** START **

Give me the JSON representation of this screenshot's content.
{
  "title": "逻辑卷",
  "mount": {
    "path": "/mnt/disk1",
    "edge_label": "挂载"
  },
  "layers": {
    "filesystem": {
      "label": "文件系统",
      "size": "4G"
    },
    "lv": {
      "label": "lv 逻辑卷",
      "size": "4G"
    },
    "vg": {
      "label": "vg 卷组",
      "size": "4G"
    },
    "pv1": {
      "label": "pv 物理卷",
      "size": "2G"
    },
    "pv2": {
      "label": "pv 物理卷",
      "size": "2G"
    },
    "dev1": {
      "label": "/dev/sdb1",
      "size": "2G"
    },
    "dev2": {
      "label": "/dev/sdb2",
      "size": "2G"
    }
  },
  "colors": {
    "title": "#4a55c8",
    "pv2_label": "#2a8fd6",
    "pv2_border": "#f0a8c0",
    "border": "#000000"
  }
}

** END **

YOUR INSTRUCTIONS –
Write down the full listing again, exactly.

THE ANSWER –
Give me the JSON representation of this screenshot's content.
{
  "title": "逻辑卷",
  "mount": {
    "path": "/mnt/disk1",
    "edge_label": "挂载"
  },
  "layers": {
    "filesystem": {
      "label": "文件系统",
      "size": "4G"
    },
    "lv": {
      "label": "lv 逻辑卷",
      "size": "4G"
    },
    "vg": {
      "label": "vg 卷组",
      "size": "4G"
    },
    "pv1": {
      "label": "pv 物理卷",
      "size": "2G"
    },
    "pv2": {
      "label": "pv 物理卷",
      "size": "2G"
    },
    "dev1": {
      "label": "/dev/sdb1",
      "size": "2G"
    },
    "dev2": {
      "label": "/dev/sdb2",
      "size": "2G"
    }
  },
  "colors": {
    "title": "#4a55c8",
    "pv2_label": "#2a8fd6",
    "pv2_border": "#f0a8c0",
    "border": "#000000"
  }
}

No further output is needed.